[BEGIN Items]

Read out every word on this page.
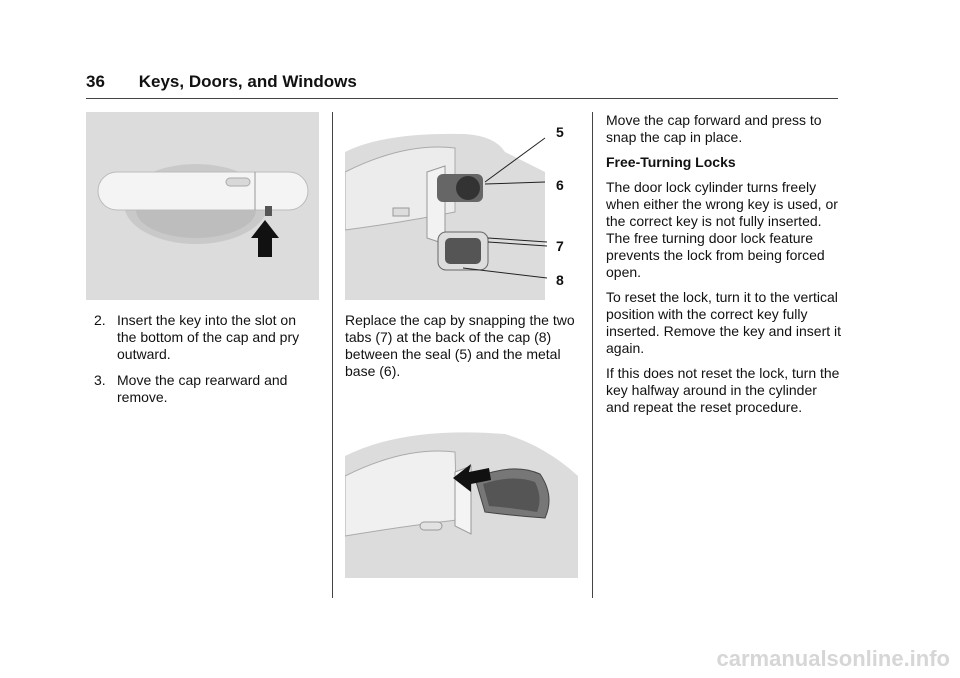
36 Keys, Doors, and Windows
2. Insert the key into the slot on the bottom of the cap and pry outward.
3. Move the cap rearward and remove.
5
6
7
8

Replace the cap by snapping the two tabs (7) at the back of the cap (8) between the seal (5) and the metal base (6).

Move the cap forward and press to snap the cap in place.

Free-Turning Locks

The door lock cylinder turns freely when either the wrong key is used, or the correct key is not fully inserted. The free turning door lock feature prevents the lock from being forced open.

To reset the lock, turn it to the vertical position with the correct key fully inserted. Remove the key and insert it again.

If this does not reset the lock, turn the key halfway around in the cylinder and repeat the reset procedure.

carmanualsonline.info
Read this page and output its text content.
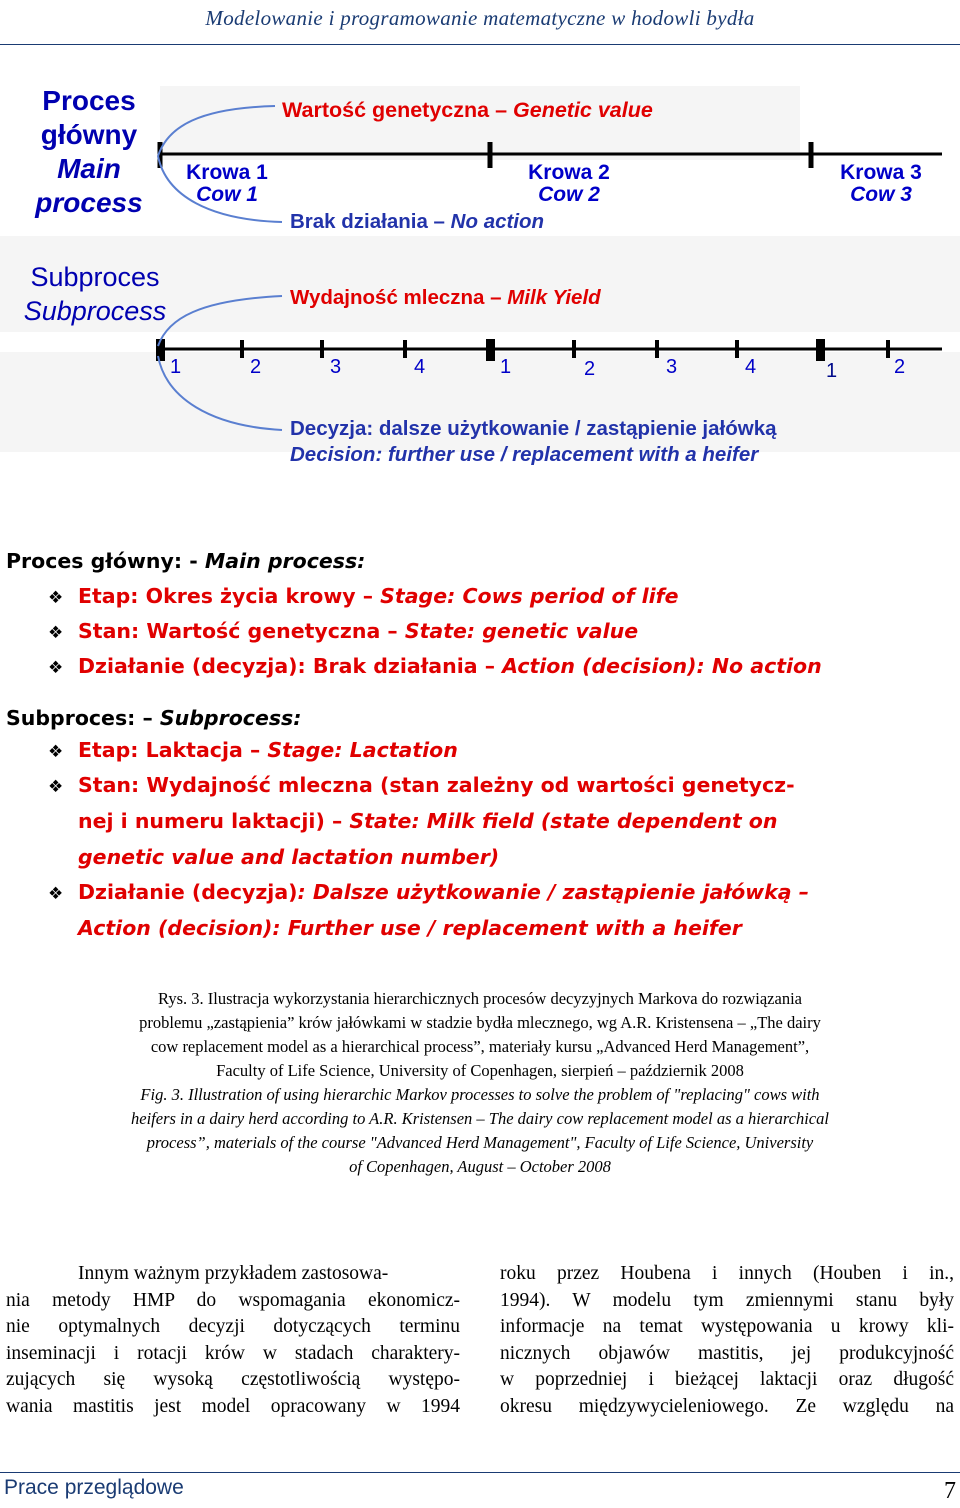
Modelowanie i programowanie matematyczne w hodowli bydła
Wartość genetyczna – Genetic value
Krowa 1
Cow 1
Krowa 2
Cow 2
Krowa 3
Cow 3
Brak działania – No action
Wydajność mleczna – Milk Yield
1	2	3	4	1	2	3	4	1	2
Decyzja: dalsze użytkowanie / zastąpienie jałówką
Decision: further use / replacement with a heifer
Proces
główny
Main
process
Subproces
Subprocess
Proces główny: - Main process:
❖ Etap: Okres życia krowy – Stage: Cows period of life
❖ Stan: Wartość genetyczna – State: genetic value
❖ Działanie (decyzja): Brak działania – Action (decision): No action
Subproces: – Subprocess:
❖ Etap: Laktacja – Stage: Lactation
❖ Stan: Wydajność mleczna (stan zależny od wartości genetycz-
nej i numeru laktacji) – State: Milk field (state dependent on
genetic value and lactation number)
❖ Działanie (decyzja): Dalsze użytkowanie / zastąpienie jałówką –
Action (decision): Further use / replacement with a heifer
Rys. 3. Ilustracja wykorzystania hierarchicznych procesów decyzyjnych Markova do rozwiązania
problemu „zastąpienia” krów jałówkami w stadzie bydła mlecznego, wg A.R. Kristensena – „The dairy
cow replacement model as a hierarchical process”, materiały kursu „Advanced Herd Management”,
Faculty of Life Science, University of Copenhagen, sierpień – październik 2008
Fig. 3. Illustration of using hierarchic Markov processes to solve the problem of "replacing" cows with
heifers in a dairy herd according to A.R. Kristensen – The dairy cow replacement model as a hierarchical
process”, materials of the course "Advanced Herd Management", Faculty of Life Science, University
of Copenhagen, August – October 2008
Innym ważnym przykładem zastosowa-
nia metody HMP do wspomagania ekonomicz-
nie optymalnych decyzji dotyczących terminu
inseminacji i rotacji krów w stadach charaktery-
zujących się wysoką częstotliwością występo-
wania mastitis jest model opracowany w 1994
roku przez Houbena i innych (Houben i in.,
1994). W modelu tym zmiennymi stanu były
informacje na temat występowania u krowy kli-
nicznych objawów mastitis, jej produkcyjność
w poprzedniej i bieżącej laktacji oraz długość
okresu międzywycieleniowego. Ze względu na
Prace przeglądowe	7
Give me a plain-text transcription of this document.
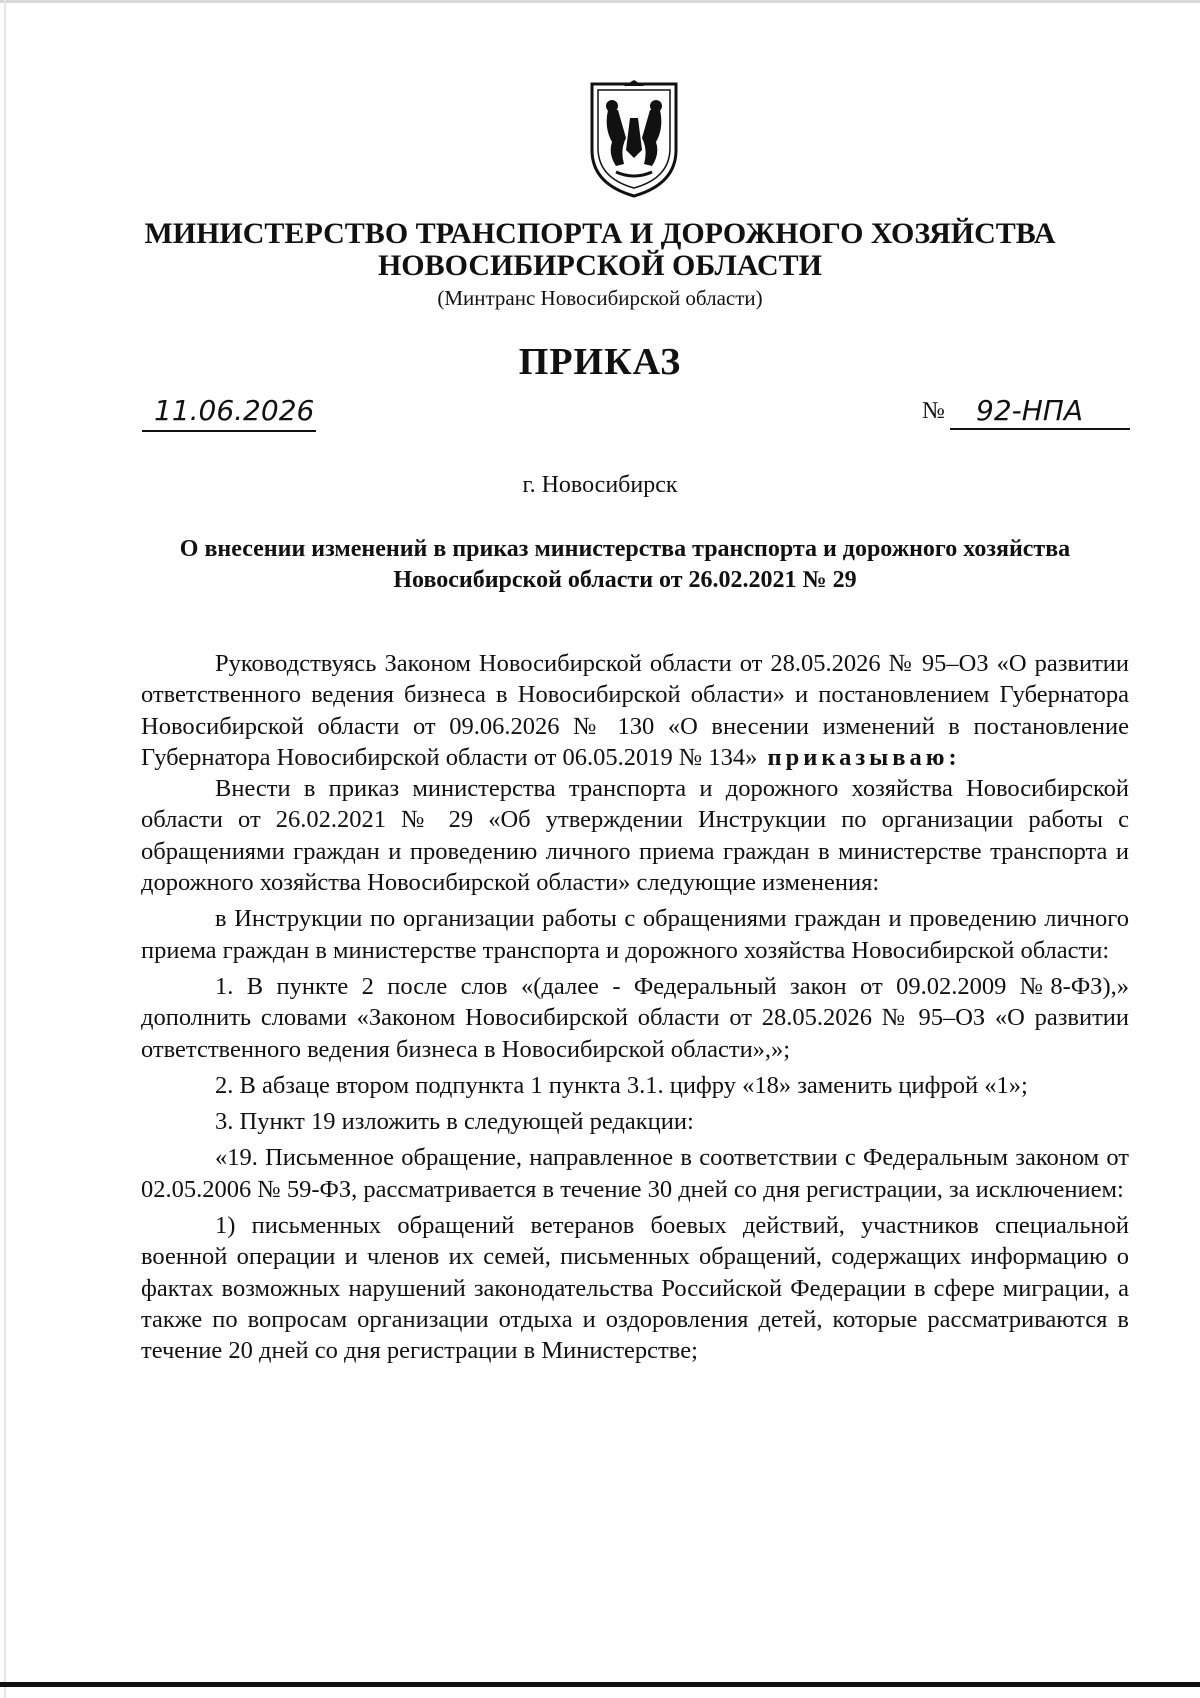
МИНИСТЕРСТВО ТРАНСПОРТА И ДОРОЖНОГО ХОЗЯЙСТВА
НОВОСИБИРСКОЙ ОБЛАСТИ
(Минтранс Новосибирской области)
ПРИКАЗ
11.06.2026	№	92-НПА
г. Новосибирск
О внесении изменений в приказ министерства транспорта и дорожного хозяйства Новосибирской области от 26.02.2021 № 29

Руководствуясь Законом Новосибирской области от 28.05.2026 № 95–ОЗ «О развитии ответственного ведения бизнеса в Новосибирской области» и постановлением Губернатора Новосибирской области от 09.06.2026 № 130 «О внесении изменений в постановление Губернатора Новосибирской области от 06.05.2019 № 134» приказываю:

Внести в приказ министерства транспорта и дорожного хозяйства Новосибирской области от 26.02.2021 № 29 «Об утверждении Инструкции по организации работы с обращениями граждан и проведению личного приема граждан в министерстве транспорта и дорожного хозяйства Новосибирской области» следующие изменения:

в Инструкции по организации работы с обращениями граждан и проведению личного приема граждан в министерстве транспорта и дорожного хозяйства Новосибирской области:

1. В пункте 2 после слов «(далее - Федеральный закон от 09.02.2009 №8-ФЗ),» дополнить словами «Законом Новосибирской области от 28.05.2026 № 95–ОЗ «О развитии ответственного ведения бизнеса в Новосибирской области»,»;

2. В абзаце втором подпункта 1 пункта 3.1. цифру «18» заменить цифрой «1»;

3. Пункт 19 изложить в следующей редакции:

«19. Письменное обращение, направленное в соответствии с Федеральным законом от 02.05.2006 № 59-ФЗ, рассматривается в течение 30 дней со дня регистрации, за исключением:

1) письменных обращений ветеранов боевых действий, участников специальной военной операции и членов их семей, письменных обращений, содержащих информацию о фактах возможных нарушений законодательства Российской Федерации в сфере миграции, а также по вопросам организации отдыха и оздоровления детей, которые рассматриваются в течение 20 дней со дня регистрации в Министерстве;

[END Items]
[BEGIN Items]

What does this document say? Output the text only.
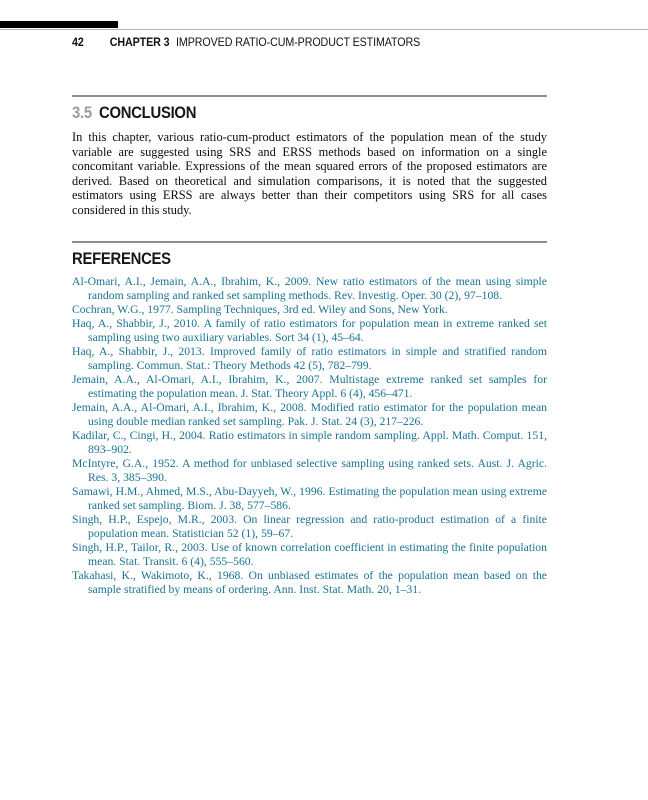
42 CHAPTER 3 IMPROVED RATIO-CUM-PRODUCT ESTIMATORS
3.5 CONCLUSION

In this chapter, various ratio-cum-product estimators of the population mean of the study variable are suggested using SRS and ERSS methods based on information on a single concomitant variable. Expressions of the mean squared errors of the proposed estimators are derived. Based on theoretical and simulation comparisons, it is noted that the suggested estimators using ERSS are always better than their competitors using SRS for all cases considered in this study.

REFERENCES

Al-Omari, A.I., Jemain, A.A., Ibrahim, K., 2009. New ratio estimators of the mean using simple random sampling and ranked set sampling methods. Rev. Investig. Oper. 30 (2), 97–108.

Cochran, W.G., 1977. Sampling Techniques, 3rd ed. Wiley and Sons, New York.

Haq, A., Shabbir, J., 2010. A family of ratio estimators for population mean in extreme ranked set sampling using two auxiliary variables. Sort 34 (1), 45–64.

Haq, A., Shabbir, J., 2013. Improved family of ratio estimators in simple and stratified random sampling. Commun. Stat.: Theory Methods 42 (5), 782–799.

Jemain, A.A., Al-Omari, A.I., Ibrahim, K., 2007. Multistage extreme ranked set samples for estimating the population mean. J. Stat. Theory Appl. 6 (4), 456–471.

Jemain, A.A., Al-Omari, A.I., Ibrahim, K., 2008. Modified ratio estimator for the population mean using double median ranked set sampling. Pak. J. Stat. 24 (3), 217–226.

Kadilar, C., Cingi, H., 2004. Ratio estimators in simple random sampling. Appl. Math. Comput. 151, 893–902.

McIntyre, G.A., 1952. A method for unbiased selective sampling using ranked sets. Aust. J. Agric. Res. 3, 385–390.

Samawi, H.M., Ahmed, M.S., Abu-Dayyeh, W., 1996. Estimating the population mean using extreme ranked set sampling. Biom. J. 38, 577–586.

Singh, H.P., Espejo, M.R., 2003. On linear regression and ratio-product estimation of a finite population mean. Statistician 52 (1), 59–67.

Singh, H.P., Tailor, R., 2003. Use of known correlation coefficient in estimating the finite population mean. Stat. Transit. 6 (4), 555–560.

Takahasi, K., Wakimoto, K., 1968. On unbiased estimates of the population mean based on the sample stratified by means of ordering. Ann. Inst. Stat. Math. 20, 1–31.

[END Items]

Exercise instructions: Find each line holding the word "личного" and copy it.

The reply:
Внести в приказ министерства транспорта и дорожного хозяйства Новосибирской области от 26.02.2021 № 29 «Об утверждении Инструкции по организации работы с обращениями граждан и проведению личного приема граждан в министерстве транспорта и дорожного хозяйства Новосибирской области» следующие изменения:
в Инструкции по организации работы с обращениями граждан и проведению личного приема граждан в министерстве транспорта и дорожного хозяйства Новосибирской области:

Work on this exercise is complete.